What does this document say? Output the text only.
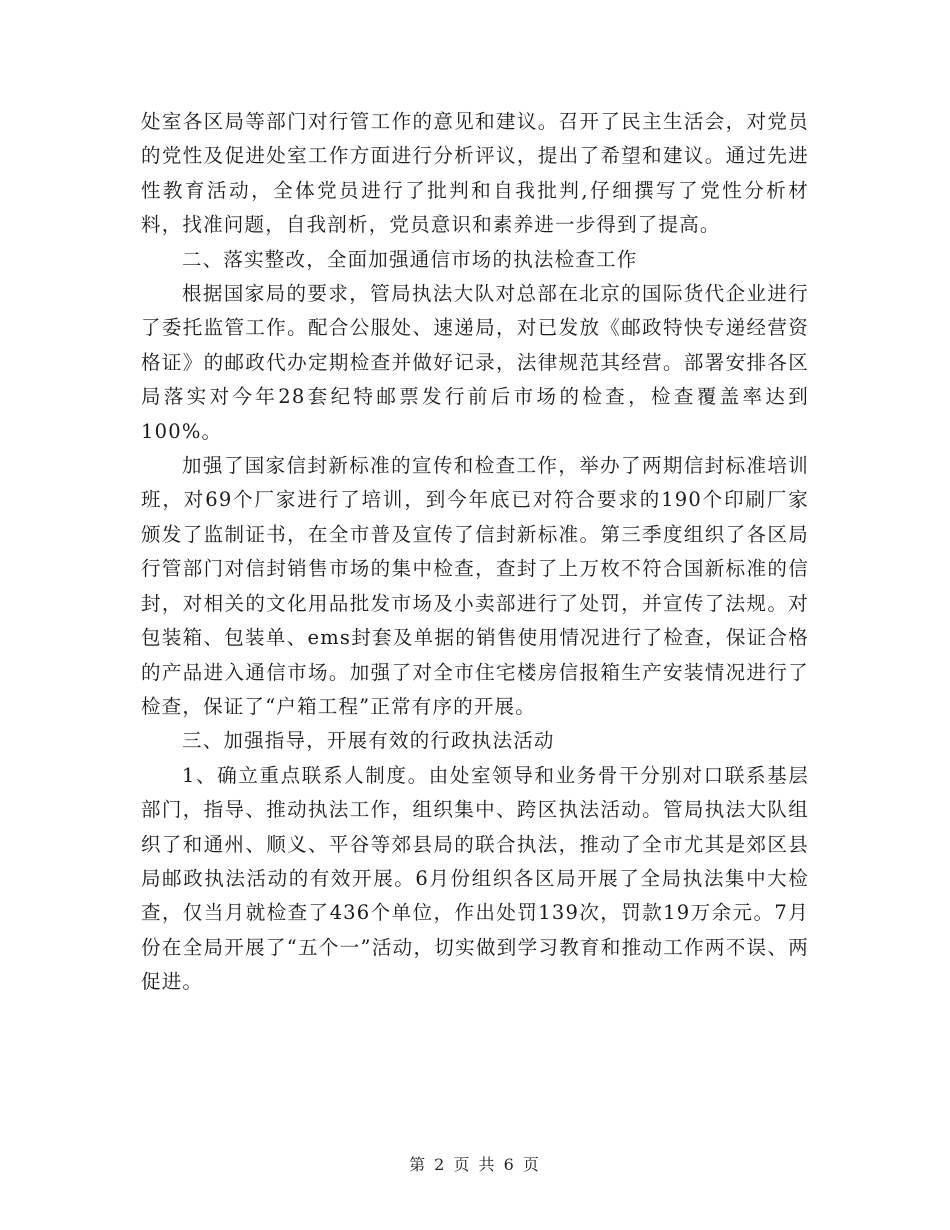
处室各区局等部门对行管工作的意见和建议。召开了民主生活会，对党员的党性及促进处室工作方面进行分析评议，提出了希望和建议。通过先进性教育活动，全体党员进行了批判和自我批判,仔细撰写了党性分析材料，找准问题，自我剖析，党员意识和素养进一步得到了提高。

二、落实整改，全面加强通信市场的执法检查工作

根据国家局的要求，管局执法大队对总部在北京的国际货代企业进行了委托监管工作。配合公服处、速递局，对已发放《邮政特快专递经营资格证》的邮政代办定期检查并做好记录，法律规范其经营。部署安排各区局落实对今年28套纪特邮票发行前后市场的检查，检查覆盖率达到100%。

加强了国家信封新标准的宣传和检查工作，举办了两期信封标准培训班，对69个厂家进行了培训，到今年底已对符合要求的190个印刷厂家颁发了监制证书，在全市普及宣传了信封新标准。第三季度组织了各区局行管部门对信封销售市场的集中检查，查封了上万枚不符合国新标准的信封，对相关的文化用品批发市场及小卖部进行了处罚，并宣传了法规。对包装箱、包装单、ems封套及单据的销售使用情况进行了检查，保证合格的产品进入通信市场。加强了对全市住宅楼房信报箱生产安装情况进行了检查，保证了“户箱工程”正常有序的开展。

三、加强指导，开展有效的行政执法活动

1、确立重点联系人制度。由处室领导和业务骨干分别对口联系基层部门，指导、推动执法工作，组织集中、跨区执法活动。管局执法大队组织了和通州、顺义、平谷等郊县局的联合执法，推动了全市尤其是郊区县局邮政执法活动的有效开展。6月份组织各区局开展了全局执法集中大检查，仅当月就检查了436个单位，作出处罚139次，罚款19万余元。7月份在全局开展了“五个一”活动，切实做到学习教育和推动工作两不误、两促进。

第 2 页 共 6 页
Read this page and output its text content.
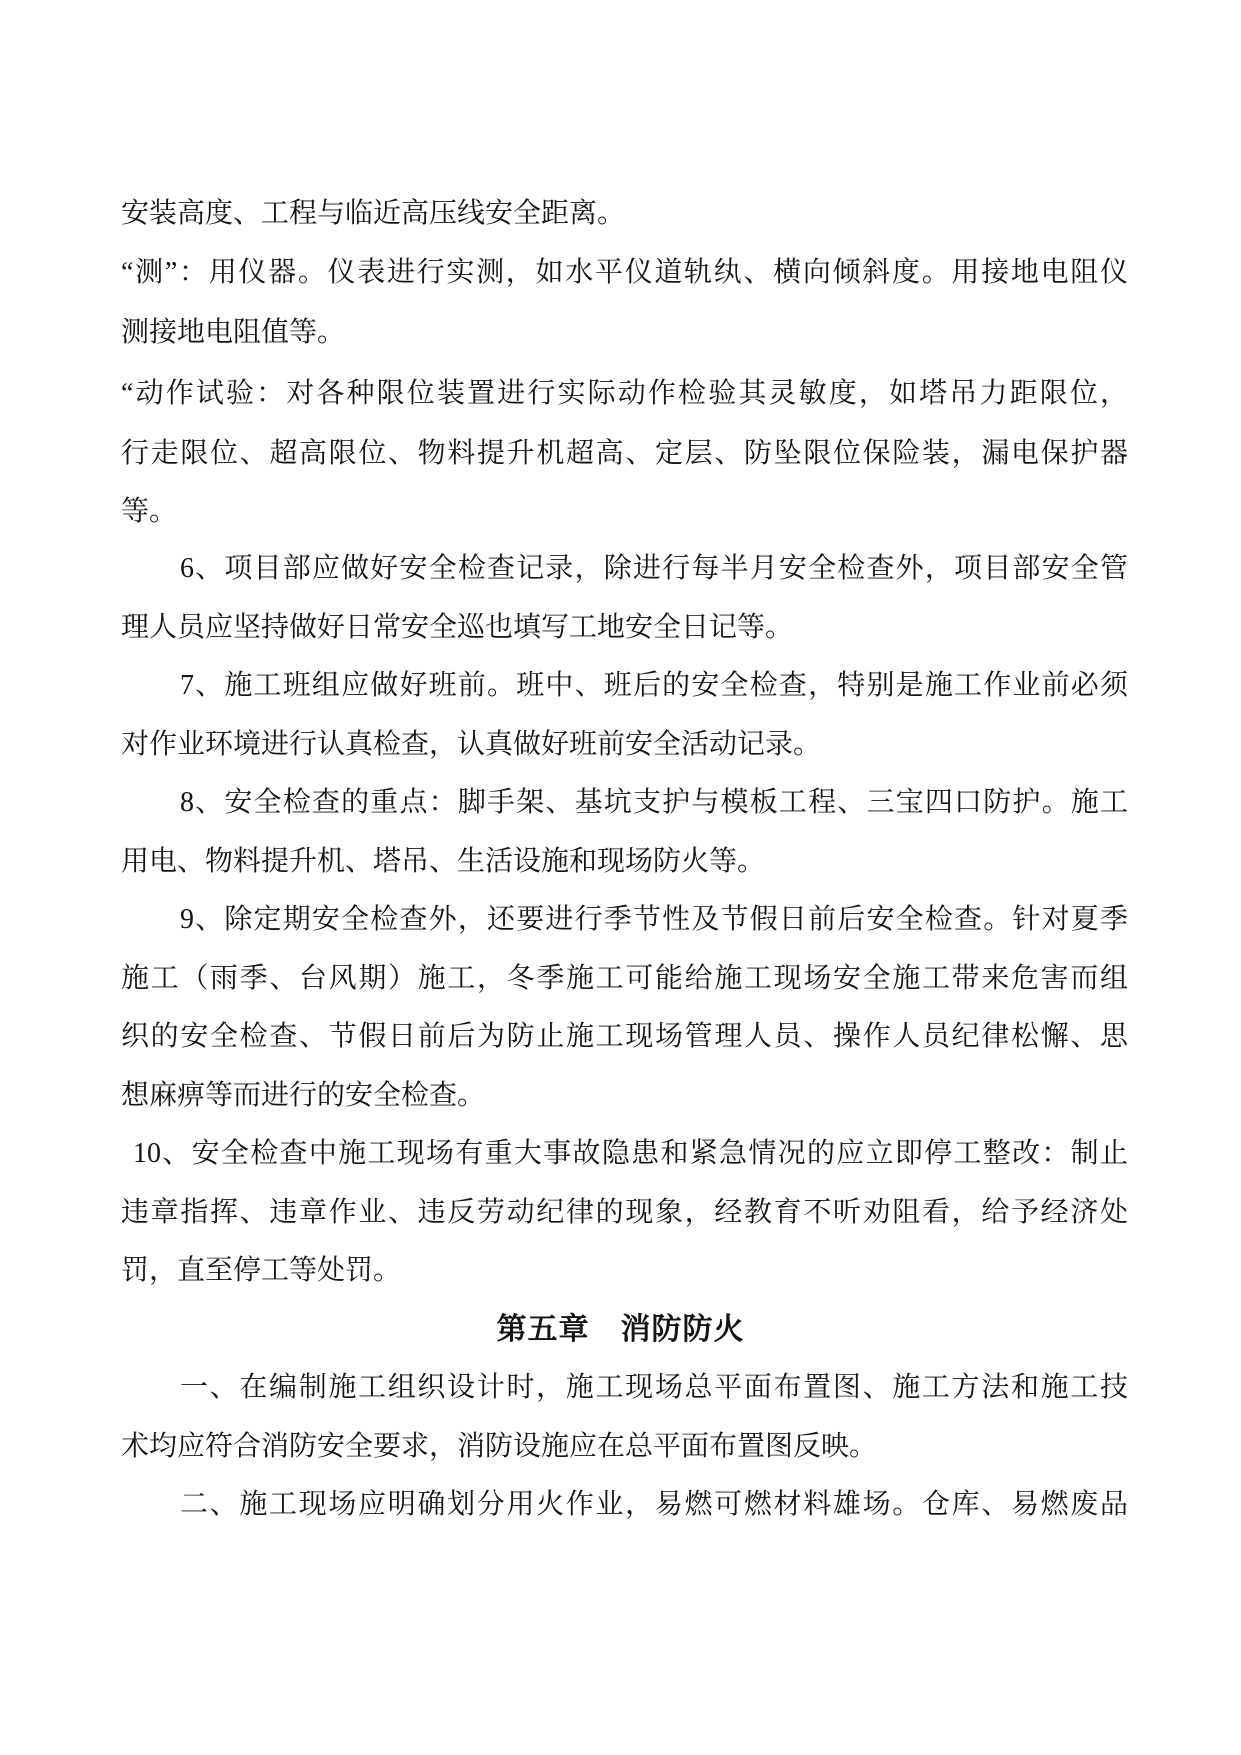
安装高度、工程与临近高压线安全距离。
“测”：用仪器。仪表进行实测，如水平仪道轨纨、横向倾斜度。用接地电阻仪
测接地电阻值等。
“动作试验：对各种限位装置进行实际动作检验其灵敏度，如塔吊力距限位，
行走限位、超高限位、物料提升机超高、定层、防坠限位保险装，漏电保护器
等。
6、项目部应做好安全检查记录，除进行每半月安全检查外，项目部安全管
理人员应坚持做好日常安全巡也填写工地安全日记等。
7、施工班组应做好班前。班中、班后的安全检查，特别是施工作业前必须
对作业环境进行认真检查，认真做好班前安全活动记录。
8、安全检查的重点：脚手架、基坑支护与模板工程、三宝四口防护。施工
用电、物料提升机、塔吊、生活设施和现场防火等。
9、除定期安全检查外，还要进行季节性及节假日前后安全检查。针对夏季
施工（雨季、台风期）施工，冬季施工可能给施工现场安全施工带来危害而组
织的安全检查、节假日前后为防止施工现场管理人员、操作人员纪律松懈、思
想麻痹等而进行的安全检查。
10、安全检查中施工现场有重大事故隐患和紧急情况的应立即停工整改：制止
违章指挥、违章作业、违反劳动纪律的现象，经教育不听劝阻看，给予经济处
罚，直至停工等处罚。
第五章　消防防火
一、在编制施工组织设计时，施工现场总平面布置图、施工方法和施工技
术均应符合消防安全要求，消防设施应在总平面布置图反映。
二、施工现场应明确划分用火作业，易燃可燃材料雄场。仓库、易燃废品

══════

= Given exercise =
Nothing in the entries above should change when they are printed again, except that the pictures are dropped.

= Solution to this problem =
What does this document say? Output the text only.
处室各区局等部门对行管工作的意见和建议。召开了民主生活会，对党员的党性及促进处室工作方面进行分析评议，提出了希望和建议。通过先进性教育活动，全体党员进行了批判和自我批判,仔细撰写了党性分析材料，找准问题，自我剖析，党员意识和素养进一步得到了提高。

二、落实整改，全面加强通信市场的执法检查工作

根据国家局的要求，管局执法大队对总部在北京的国际货代企业进行了委托监管工作。配合公服处、速递局，对已发放《邮政特快专递经营资格证》的邮政代办定期检查并做好记录，法律规范其经营。部署安排各区局落实对今年28套纪特邮票发行前后市场的检查，检查覆盖率达到100%。

加强了国家信封新标准的宣传和检查工作，举办了两期信封标准培训班，对69个厂家进行了培训，到今年底已对符合要求的190个印刷厂家颁发了监制证书，在全市普及宣传了信封新标准。第三季度组织了各区局行管部门对信封销售市场的集中检查，查封了上万枚不符合国新标准的信封，对相关的文化用品批发市场及小卖部进行了处罚，并宣传了法规。对包装箱、包装单、ems封套及单据的销售使用情况进行了检查，保证合格的产品进入通信市场。加强了对全市住宅楼房信报箱生产安装情况进行了检查，保证了“户箱工程”正常有序的开展。

三、加强指导，开展有效的行政执法活动

1、确立重点联系人制度。由处室领导和业务骨干分别对口联系基层部门，指导、推动执法工作，组织集中、跨区执法活动。管局执法大队组织了和通州、顺义、平谷等郊县局的联合执法，推动了全市尤其是郊区县局邮政执法活动的有效开展。6月份组织各区局开展了全局执法集中大检查，仅当月就检查了436个单位，作出处罚139次，罚款19万余元。7月份在全局开展了“五个一”活动，切实做到学习教育和推动工作两不误、两促进。

第 2 页 共 6 页
Read this page and output its text content.
安装高度、工程与临近高压线安全距离。
“测”：用仪器。仪表进行实测，如水平仪道轨纨、横向倾斜度。用接地电阻仪
测接地电阻值等。
“动作试验：对各种限位装置进行实际动作检验其灵敏度，如塔吊力距限位，
行走限位、超高限位、物料提升机超高、定层、防坠限位保险装，漏电保护器
等。
6、项目部应做好安全检查记录，除进行每半月安全检查外，项目部安全管
理人员应坚持做好日常安全巡也填写工地安全日记等。
7、施工班组应做好班前。班中、班后的安全检查，特别是施工作业前必须
对作业环境进行认真检查，认真做好班前安全活动记录。
8、安全检查的重点：脚手架、基坑支护与模板工程、三宝四口防护。施工
用电、物料提升机、塔吊、生活设施和现场防火等。
9、除定期安全检查外，还要进行季节性及节假日前后安全检查。针对夏季
施工（雨季、台风期）施工，冬季施工可能给施工现场安全施工带来危害而组
织的安全检查、节假日前后为防止施工现场管理人员、操作人员纪律松懈、思
想麻痹等而进行的安全检查。
10、安全检查中施工现场有重大事故隐患和紧急情况的应立即停工整改：制止
违章指挥、违章作业、违反劳动纪律的现象，经教育不听劝阻看，给予经济处
罚，直至停工等处罚。
第五章　消防防火
一、在编制施工组织设计时，施工现场总平面布置图、施工方法和施工技
术均应符合消防安全要求，消防设施应在总平面布置图反映。
二、施工现场应明确划分用火作业，易燃可燃材料雄场。仓库、易燃废品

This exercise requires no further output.